Select all lines holding the word "Accuracy" from the entries that follow.

-- Start --

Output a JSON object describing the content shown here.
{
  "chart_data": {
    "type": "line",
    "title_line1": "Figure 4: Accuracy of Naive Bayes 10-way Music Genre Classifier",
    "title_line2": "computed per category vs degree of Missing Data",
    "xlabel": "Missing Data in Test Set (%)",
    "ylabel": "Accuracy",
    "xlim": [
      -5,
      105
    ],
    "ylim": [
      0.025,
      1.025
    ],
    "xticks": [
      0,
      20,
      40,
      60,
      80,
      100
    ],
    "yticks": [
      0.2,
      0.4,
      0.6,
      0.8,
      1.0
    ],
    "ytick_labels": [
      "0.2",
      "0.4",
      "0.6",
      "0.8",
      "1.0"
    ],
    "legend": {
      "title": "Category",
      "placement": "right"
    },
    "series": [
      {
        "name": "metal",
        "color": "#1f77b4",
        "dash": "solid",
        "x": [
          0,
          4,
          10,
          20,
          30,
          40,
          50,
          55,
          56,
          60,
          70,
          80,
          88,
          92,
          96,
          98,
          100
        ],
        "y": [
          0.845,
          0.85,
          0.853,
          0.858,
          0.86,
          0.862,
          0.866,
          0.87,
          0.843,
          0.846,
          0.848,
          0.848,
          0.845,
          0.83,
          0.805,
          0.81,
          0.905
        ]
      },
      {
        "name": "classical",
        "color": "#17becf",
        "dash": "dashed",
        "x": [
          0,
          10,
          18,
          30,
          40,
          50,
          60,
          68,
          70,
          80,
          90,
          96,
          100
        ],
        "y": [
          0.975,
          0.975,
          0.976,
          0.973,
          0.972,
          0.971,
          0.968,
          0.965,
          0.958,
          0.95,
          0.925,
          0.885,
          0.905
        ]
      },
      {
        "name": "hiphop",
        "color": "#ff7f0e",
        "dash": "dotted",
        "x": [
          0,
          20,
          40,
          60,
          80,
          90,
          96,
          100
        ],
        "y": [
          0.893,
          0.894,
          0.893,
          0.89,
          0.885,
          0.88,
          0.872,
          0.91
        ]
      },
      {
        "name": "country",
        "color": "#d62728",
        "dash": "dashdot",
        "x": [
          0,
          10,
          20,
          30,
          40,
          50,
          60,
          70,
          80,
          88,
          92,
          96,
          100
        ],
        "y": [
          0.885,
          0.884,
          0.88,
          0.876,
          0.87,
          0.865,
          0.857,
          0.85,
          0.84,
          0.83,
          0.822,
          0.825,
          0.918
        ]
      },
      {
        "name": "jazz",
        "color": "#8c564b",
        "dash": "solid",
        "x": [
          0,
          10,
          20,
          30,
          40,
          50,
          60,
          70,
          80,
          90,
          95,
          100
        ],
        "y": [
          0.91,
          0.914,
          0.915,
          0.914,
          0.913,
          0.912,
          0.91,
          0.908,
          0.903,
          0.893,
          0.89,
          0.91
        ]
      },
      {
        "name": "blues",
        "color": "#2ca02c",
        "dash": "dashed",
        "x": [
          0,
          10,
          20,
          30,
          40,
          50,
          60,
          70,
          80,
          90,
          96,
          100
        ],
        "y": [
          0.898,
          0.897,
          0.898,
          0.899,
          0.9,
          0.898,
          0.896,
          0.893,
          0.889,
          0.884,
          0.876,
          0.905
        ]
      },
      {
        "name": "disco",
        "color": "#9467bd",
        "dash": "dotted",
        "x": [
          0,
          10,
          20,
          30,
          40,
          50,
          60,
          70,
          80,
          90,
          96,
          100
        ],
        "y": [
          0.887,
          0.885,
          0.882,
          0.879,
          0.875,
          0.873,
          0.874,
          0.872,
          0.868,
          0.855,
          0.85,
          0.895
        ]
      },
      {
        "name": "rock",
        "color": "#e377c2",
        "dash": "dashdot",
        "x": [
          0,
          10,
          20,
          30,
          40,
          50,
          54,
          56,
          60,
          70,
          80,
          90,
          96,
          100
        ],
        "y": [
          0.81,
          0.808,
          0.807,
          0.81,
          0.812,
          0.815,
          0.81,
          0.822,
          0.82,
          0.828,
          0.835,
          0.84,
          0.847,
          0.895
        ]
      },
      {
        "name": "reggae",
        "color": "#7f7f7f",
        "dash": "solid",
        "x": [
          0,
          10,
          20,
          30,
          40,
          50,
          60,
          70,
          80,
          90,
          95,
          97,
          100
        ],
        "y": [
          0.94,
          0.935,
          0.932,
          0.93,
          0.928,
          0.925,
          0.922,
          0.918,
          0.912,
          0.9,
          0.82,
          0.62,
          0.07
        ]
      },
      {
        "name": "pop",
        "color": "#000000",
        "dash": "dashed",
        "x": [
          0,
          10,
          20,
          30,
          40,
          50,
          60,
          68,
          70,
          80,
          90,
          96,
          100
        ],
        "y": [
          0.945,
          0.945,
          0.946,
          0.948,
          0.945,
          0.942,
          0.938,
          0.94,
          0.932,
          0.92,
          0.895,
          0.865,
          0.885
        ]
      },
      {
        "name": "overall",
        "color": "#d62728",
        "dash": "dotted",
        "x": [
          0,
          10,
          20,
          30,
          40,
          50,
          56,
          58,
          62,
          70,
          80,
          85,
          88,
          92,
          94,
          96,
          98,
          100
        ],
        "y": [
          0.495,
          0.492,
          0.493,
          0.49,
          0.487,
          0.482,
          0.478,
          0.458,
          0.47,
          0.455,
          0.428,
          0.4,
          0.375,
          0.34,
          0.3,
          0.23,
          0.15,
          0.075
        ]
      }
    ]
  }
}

-- End --

» **Reply to the task**:
    "title_line1": "Figure 4: Accuracy of Naive Bayes 10-way Music Genre Classifier",
    "ylabel": "Accuracy",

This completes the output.